Saved data entries
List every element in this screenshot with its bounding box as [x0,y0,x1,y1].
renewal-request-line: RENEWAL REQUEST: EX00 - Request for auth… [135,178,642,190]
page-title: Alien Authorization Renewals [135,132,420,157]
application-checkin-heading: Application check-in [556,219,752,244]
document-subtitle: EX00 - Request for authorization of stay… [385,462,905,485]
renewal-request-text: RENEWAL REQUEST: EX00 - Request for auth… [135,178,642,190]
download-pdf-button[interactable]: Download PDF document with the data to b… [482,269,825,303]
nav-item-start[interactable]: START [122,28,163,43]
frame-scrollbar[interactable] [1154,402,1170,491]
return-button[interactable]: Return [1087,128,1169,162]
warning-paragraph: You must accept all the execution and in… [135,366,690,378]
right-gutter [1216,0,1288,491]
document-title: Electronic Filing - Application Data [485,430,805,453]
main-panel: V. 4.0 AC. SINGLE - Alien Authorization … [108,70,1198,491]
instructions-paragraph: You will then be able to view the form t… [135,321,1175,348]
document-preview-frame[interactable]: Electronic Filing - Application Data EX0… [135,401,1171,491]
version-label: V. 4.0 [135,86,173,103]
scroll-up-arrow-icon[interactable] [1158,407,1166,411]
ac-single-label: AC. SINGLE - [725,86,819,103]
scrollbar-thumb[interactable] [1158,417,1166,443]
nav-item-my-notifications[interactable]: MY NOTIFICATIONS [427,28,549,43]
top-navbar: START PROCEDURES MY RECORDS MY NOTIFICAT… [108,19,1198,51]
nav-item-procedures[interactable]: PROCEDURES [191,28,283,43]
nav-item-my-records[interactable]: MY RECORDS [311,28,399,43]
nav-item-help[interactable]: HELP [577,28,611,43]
---
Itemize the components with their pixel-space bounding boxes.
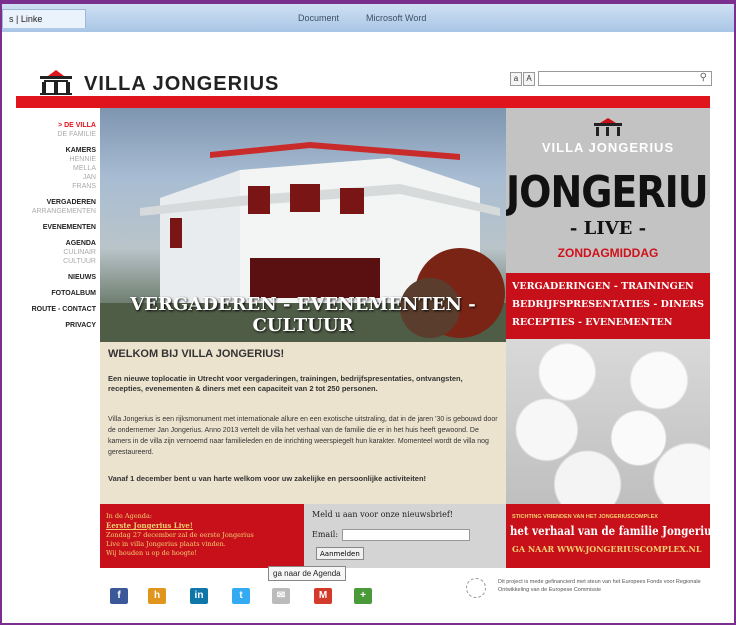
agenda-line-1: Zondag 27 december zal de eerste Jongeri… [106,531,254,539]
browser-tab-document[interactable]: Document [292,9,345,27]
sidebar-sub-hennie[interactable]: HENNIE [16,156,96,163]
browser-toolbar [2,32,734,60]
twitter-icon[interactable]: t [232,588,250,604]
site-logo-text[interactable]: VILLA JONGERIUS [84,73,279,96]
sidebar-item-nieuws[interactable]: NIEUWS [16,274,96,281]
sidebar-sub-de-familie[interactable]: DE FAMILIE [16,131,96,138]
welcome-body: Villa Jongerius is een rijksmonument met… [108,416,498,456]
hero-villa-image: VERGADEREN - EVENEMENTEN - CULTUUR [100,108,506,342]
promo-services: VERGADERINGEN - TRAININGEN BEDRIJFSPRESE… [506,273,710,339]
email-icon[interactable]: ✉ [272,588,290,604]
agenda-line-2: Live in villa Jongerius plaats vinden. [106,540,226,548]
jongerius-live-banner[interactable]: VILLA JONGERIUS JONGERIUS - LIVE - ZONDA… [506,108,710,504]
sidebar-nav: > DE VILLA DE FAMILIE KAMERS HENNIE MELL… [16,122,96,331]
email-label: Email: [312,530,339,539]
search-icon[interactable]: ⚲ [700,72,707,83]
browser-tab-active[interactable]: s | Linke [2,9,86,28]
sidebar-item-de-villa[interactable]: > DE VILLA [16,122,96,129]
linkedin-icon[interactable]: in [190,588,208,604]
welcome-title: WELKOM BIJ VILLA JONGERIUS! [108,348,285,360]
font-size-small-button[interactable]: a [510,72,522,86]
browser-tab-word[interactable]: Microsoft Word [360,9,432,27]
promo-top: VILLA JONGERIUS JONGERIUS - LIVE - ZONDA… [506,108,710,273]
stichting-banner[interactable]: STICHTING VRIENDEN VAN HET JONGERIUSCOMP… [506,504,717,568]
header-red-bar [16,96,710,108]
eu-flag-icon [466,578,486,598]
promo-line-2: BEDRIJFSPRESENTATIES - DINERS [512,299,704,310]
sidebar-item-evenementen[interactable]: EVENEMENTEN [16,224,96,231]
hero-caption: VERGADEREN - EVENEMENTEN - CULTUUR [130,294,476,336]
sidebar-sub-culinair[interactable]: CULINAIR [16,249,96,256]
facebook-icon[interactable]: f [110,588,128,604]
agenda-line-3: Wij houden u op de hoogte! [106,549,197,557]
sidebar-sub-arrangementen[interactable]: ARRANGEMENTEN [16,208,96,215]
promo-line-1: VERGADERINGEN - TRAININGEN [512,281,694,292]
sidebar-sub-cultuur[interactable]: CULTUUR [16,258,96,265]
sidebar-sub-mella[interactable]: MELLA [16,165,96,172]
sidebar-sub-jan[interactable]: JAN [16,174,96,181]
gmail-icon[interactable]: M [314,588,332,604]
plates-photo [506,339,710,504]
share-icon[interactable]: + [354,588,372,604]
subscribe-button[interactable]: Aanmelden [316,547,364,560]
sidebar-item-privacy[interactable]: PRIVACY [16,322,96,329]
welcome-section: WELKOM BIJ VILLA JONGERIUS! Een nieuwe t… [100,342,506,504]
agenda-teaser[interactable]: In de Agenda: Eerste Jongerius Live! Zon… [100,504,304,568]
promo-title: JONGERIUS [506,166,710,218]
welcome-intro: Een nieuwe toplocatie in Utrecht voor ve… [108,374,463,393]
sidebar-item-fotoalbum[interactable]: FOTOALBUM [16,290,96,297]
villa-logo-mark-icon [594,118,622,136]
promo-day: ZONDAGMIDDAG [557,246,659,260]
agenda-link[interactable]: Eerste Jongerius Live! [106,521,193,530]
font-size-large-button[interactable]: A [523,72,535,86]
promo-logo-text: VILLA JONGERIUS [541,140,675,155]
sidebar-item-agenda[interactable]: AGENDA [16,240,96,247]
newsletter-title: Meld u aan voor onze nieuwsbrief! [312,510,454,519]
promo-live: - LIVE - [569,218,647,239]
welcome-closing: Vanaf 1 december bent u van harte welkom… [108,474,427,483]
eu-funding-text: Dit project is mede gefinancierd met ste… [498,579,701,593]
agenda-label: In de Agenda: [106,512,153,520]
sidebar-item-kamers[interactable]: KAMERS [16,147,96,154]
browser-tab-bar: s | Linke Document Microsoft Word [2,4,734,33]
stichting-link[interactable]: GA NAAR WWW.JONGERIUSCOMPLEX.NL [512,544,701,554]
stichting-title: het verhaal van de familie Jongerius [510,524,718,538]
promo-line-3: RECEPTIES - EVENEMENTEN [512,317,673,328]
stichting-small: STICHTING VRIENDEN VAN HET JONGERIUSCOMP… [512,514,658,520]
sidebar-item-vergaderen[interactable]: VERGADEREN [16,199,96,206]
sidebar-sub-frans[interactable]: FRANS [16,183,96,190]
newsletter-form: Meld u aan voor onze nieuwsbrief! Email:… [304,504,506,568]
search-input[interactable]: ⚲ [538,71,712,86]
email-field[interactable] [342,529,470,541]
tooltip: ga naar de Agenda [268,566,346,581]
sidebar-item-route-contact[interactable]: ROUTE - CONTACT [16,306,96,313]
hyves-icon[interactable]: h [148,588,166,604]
---
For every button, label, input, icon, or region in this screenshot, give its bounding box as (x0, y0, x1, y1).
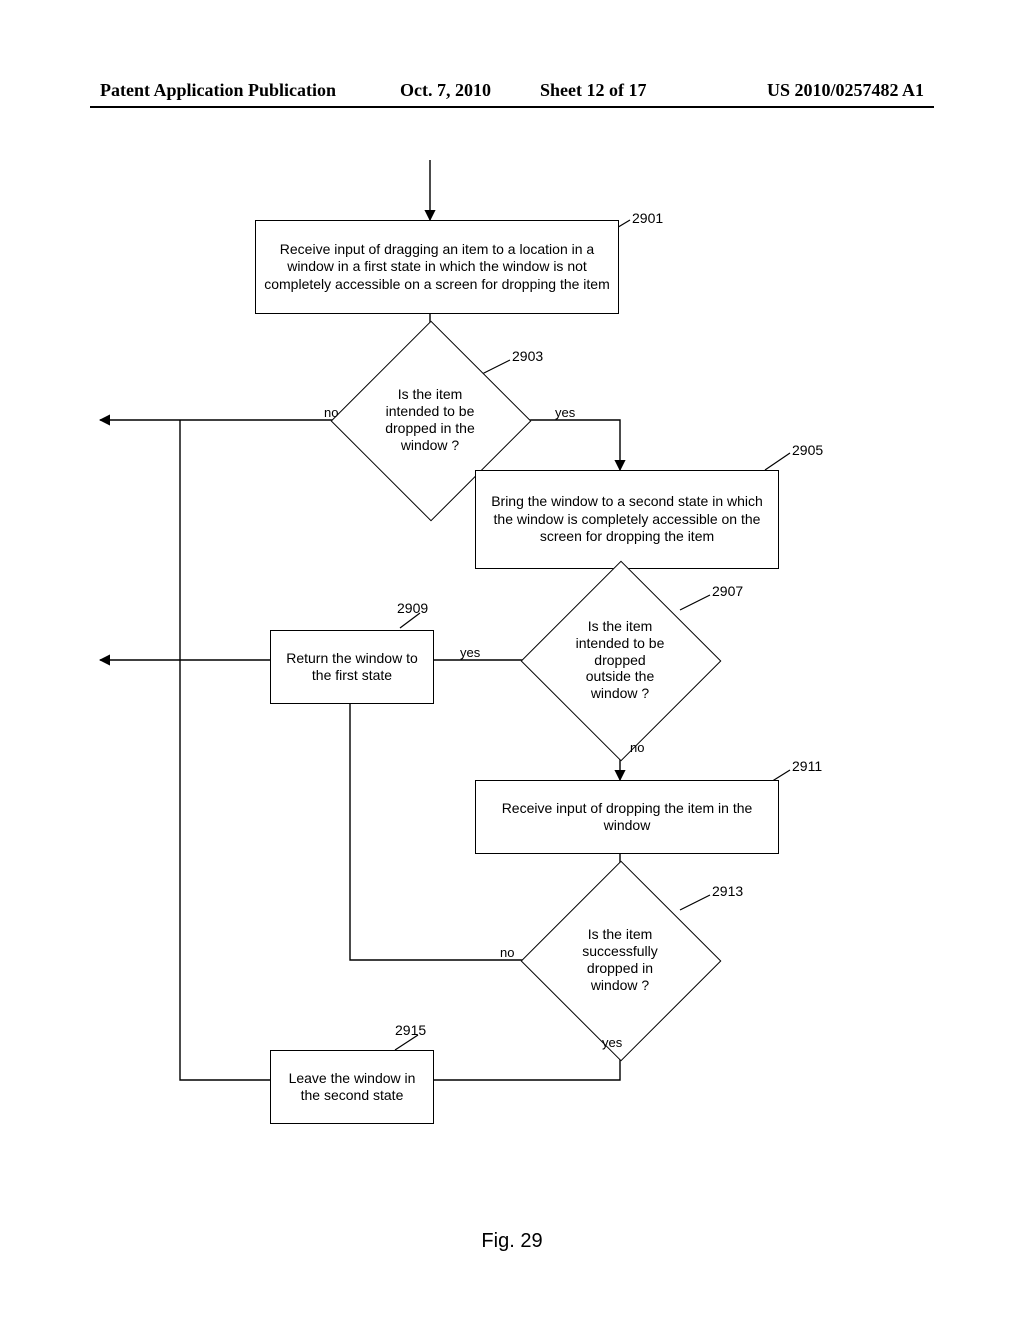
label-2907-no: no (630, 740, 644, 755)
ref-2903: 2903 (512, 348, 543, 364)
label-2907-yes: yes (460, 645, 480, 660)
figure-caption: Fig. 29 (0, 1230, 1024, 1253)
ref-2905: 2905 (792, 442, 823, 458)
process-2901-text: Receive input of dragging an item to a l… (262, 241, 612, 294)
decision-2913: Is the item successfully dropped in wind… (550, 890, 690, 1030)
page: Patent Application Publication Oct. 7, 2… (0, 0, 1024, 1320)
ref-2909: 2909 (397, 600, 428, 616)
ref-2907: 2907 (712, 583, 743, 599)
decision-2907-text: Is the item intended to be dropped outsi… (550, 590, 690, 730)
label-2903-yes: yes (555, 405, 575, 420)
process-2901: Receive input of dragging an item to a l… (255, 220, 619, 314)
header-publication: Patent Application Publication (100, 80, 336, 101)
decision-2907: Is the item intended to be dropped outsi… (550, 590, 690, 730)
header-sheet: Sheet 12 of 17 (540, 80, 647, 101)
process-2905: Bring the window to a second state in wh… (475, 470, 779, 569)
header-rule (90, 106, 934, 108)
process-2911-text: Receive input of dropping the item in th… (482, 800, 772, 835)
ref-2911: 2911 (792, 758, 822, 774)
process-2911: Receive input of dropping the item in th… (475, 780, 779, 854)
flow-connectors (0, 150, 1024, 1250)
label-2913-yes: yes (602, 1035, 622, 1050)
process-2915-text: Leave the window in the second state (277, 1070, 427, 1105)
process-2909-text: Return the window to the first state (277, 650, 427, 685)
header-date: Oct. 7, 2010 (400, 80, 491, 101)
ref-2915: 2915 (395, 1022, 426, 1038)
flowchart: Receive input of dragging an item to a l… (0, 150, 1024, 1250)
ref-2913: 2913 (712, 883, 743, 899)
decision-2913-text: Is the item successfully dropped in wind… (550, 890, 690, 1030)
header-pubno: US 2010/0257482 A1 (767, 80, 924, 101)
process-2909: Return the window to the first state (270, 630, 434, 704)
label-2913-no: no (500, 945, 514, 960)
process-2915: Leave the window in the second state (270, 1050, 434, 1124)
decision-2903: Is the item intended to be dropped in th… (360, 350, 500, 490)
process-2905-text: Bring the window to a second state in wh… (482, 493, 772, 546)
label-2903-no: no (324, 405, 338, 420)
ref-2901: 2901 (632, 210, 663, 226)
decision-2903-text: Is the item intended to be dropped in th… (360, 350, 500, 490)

YOUR TASK | Copy out, word for word, the stretch of the material from the line containing "List every element" through the line containing "top-navbar: START PROCEDURES".

TASK ANSWER |
List every element in this screenshot with its bounding box as [x0,y0,x1,y1].
renewal-request-line: RENEWAL REQUEST: EX00 - Request for auth… [135,178,642,190]
page-title: Alien Authorization Renewals [135,132,420,157]
application-checkin-heading: Application check-in [556,219,752,244]
document-subtitle: EX00 - Request for authorization of stay… [385,462,905,485]
renewal-request-text: RENEWAL REQUEST: EX00 - Request for auth… [135,178,642,190]
download-pdf-button[interactable]: Download PDF document with the data to b… [482,269,825,303]
nav-item-start[interactable]: START [122,28,163,43]
frame-scrollbar[interactable] [1154,402,1170,491]
return-button[interactable]: Return [1087,128,1169,162]
warning-paragraph: You must accept all the execution and in… [135,366,690,378]
right-gutter [1216,0,1288,491]
document-title: Electronic Filing - Application Data [485,430,805,453]
main-panel: V. 4.0 AC. SINGLE - Alien Authorization … [108,70,1198,491]
instructions-paragraph: You will then be able to view the form t… [135,321,1175,348]
document-preview-frame[interactable]: Electronic Filing - Application Data EX0… [135,401,1171,491]
version-label: V. 4.0 [135,86,173,103]
scroll-up-arrow-icon[interactable] [1158,407,1166,411]
ac-single-label: AC. SINGLE - [725,86,819,103]
scrollbar-thumb[interactable] [1158,417,1166,443]
nav-item-my-notifications[interactable]: MY NOTIFICATIONS [427,28,549,43]
top-navbar: START PROCEDURES MY RECORDS MY NOTIFICAT… [108,19,1198,51]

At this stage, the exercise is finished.